- [DATA RECORDS]
┌──

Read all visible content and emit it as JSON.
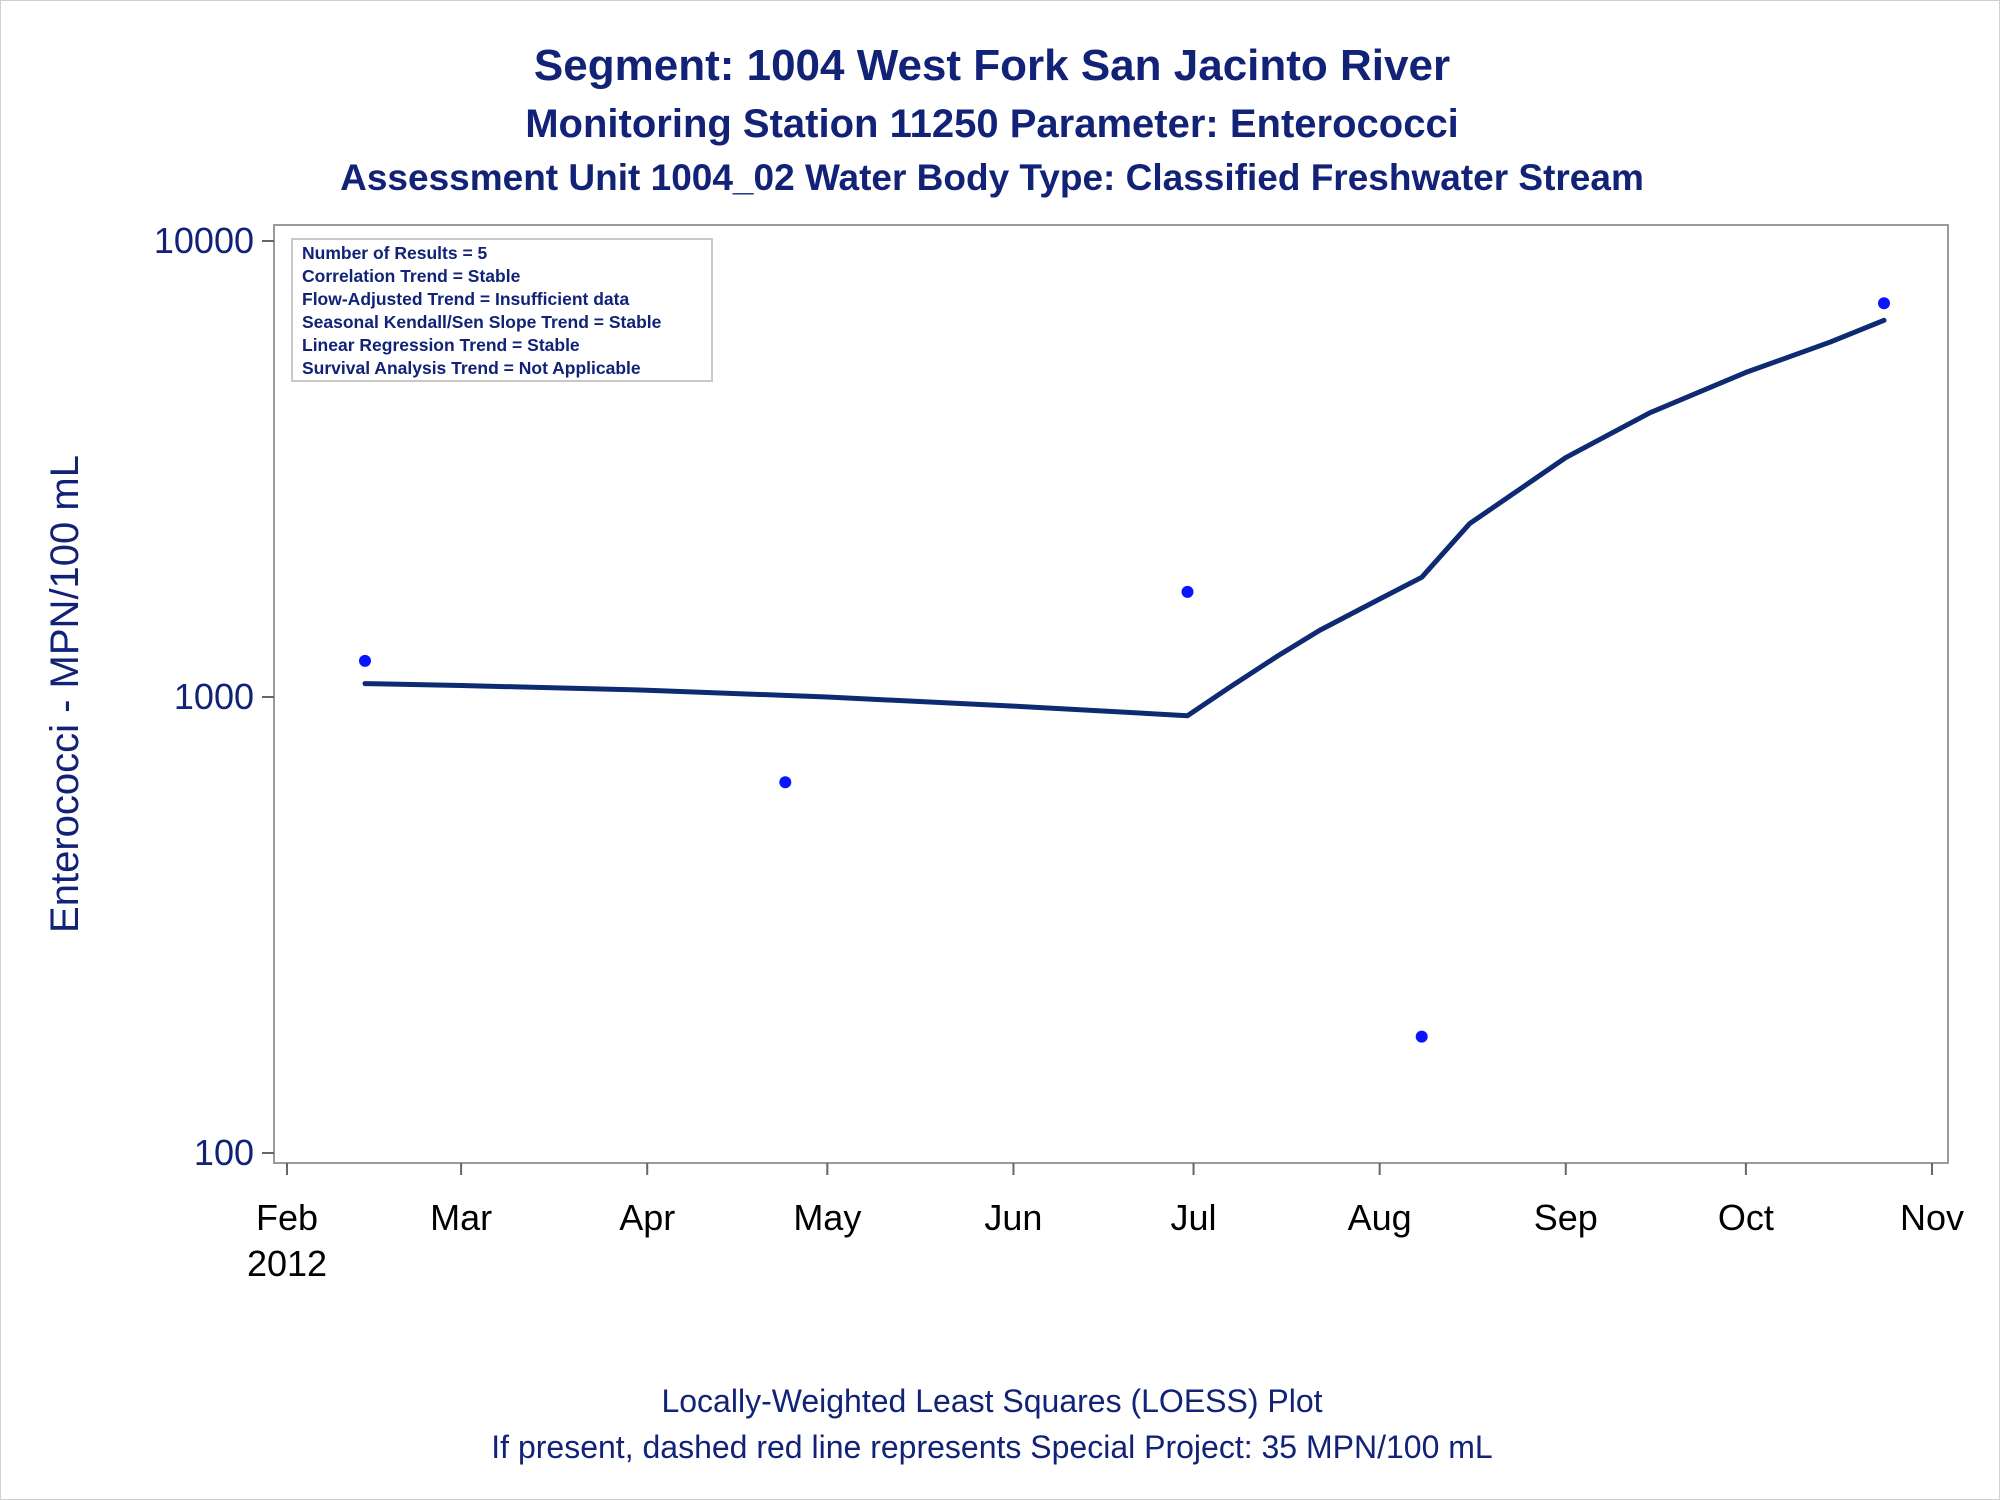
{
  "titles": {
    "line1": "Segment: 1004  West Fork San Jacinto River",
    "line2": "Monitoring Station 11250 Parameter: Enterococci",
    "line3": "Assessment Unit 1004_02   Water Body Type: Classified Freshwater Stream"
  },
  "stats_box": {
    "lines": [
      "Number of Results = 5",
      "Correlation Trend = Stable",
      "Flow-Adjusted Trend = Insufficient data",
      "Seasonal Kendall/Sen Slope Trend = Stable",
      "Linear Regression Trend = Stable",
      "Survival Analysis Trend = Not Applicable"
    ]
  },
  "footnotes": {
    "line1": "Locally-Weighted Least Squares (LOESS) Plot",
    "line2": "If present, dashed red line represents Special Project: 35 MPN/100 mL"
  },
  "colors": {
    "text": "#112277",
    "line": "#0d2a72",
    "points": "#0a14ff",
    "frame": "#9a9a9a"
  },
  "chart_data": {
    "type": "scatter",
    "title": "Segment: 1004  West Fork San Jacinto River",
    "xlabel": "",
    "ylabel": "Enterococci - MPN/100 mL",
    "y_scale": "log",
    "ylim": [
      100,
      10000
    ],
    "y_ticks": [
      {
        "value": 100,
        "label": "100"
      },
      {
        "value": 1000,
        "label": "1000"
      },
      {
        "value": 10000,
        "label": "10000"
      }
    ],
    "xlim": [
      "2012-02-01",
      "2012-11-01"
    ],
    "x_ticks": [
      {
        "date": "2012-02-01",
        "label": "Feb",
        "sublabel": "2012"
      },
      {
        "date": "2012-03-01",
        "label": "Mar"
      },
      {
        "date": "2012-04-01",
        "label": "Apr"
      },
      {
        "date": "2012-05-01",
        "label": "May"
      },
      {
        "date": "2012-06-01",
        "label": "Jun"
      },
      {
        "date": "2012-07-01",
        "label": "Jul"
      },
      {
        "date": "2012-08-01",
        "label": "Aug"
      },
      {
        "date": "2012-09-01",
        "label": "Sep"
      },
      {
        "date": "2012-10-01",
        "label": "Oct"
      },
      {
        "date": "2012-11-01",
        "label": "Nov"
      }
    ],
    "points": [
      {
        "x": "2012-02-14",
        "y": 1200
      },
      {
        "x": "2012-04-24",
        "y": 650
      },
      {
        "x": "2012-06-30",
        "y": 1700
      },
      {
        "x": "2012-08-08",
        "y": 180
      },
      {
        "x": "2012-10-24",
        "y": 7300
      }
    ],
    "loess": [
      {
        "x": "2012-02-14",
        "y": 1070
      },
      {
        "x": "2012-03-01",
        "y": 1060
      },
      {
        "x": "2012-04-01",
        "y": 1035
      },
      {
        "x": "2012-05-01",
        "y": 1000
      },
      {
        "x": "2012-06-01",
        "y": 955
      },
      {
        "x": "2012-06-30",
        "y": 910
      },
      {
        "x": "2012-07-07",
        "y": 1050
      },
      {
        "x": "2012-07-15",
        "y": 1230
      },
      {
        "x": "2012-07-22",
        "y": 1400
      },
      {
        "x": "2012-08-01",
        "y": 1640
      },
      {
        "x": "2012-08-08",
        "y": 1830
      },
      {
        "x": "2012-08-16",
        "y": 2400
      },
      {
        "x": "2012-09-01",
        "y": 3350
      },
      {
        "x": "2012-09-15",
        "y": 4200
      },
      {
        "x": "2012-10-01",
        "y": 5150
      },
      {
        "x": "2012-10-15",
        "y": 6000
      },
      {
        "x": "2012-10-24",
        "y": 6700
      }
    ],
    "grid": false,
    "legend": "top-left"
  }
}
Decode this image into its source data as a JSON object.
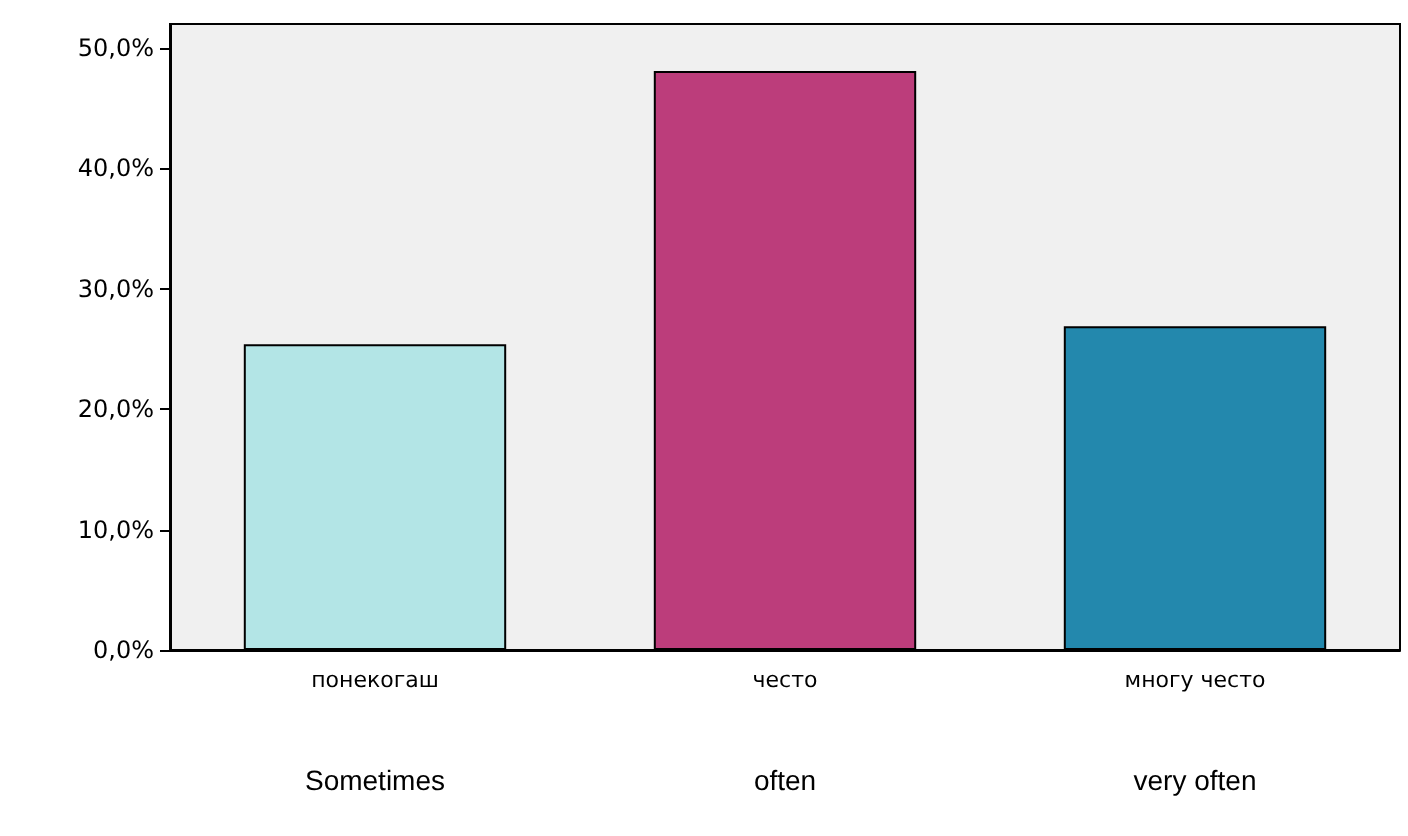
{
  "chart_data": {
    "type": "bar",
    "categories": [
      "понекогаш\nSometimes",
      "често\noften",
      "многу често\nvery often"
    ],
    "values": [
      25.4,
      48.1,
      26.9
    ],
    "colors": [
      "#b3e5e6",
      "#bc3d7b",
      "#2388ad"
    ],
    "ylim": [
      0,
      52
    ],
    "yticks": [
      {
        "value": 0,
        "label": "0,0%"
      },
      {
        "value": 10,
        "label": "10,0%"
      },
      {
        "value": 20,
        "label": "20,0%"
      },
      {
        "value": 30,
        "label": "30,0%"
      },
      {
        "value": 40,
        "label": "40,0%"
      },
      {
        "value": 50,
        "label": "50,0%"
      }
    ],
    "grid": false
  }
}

└──

- [GOAL] Repeat verbatim all the material, but not the pictures.

- [COMPLETE OUTPUT]
Read all visible content and emit it as JSON.
{
  "titles": {
    "line1": "Segment: 1004  West Fork San Jacinto River",
    "line2": "Monitoring Station 11250 Parameter: Enterococci",
    "line3": "Assessment Unit 1004_02   Water Body Type: Classified Freshwater Stream"
  },
  "stats_box": {
    "lines": [
      "Number of Results = 5",
      "Correlation Trend = Stable",
      "Flow-Adjusted Trend = Insufficient data",
      "Seasonal Kendall/Sen Slope Trend = Stable",
      "Linear Regression Trend = Stable",
      "Survival Analysis Trend = Not Applicable"
    ]
  },
  "footnotes": {
    "line1": "Locally-Weighted Least Squares (LOESS) Plot",
    "line2": "If present, dashed red line represents Special Project: 35 MPN/100 mL"
  },
  "colors": {
    "text": "#112277",
    "line": "#0d2a72",
    "points": "#0a14ff",
    "frame": "#9a9a9a"
  },
  "chart_data": {
    "type": "scatter",
    "title": "Segment: 1004  West Fork San Jacinto River",
    "xlabel": "",
    "ylabel": "Enterococci - MPN/100 mL",
    "y_scale": "log",
    "ylim": [
      100,
      10000
    ],
    "y_ticks": [
      {
        "value": 100,
        "label": "100"
      },
      {
        "value": 1000,
        "label": "1000"
      },
      {
        "value": 10000,
        "label": "10000"
      }
    ],
    "xlim": [
      "2012-02-01",
      "2012-11-01"
    ],
    "x_ticks": [
      {
        "date": "2012-02-01",
        "label": "Feb",
        "sublabel": "2012"
      },
      {
        "date": "2012-03-01",
        "label": "Mar"
      },
      {
        "date": "2012-04-01",
        "label": "Apr"
      },
      {
        "date": "2012-05-01",
        "label": "May"
      },
      {
        "date": "2012-06-01",
        "label": "Jun"
      },
      {
        "date": "2012-07-01",
        "label": "Jul"
      },
      {
        "date": "2012-08-01",
        "label": "Aug"
      },
      {
        "date": "2012-09-01",
        "label": "Sep"
      },
      {
        "date": "2012-10-01",
        "label": "Oct"
      },
      {
        "date": "2012-11-01",
        "label": "Nov"
      }
    ],
    "points": [
      {
        "x": "2012-02-14",
        "y": 1200
      },
      {
        "x": "2012-04-24",
        "y": 650
      },
      {
        "x": "2012-06-30",
        "y": 1700
      },
      {
        "x": "2012-08-08",
        "y": 180
      },
      {
        "x": "2012-10-24",
        "y": 7300
      }
    ],
    "loess": [
      {
        "x": "2012-02-14",
        "y": 1070
      },
      {
        "x": "2012-03-01",
        "y": 1060
      },
      {
        "x": "2012-04-01",
        "y": 1035
      },
      {
        "x": "2012-05-01",
        "y": 1000
      },
      {
        "x": "2012-06-01",
        "y": 955
      },
      {
        "x": "2012-06-30",
        "y": 910
      },
      {
        "x": "2012-07-07",
        "y": 1050
      },
      {
        "x": "2012-07-15",
        "y": 1230
      },
      {
        "x": "2012-07-22",
        "y": 1400
      },
      {
        "x": "2012-08-01",
        "y": 1640
      },
      {
        "x": "2012-08-08",
        "y": 1830
      },
      {
        "x": "2012-08-16",
        "y": 2400
      },
      {
        "x": "2012-09-01",
        "y": 3350
      },
      {
        "x": "2012-09-15",
        "y": 4200
      },
      {
        "x": "2012-10-01",
        "y": 5150
      },
      {
        "x": "2012-10-15",
        "y": 6000
      },
      {
        "x": "2012-10-24",
        "y": 6700
      }
    ],
    "grid": false,
    "legend": "top-left"
  }
}
Decode this image into its source data as a JSON object.
{
  "chart_data": {
    "type": "bar",
    "categories": [
      "понекогаш\nSometimes",
      "често\noften",
      "многу често\nvery often"
    ],
    "values": [
      25.4,
      48.1,
      26.9
    ],
    "colors": [
      "#b3e5e6",
      "#bc3d7b",
      "#2388ad"
    ],
    "ylim": [
      0,
      52
    ],
    "yticks": [
      {
        "value": 0,
        "label": "0,0%"
      },
      {
        "value": 10,
        "label": "10,0%"
      },
      {
        "value": 20,
        "label": "20,0%"
      },
      {
        "value": 30,
        "label": "30,0%"
      },
      {
        "value": 40,
        "label": "40,0%"
      },
      {
        "value": 50,
        "label": "50,0%"
      }
    ],
    "grid": false
  }
}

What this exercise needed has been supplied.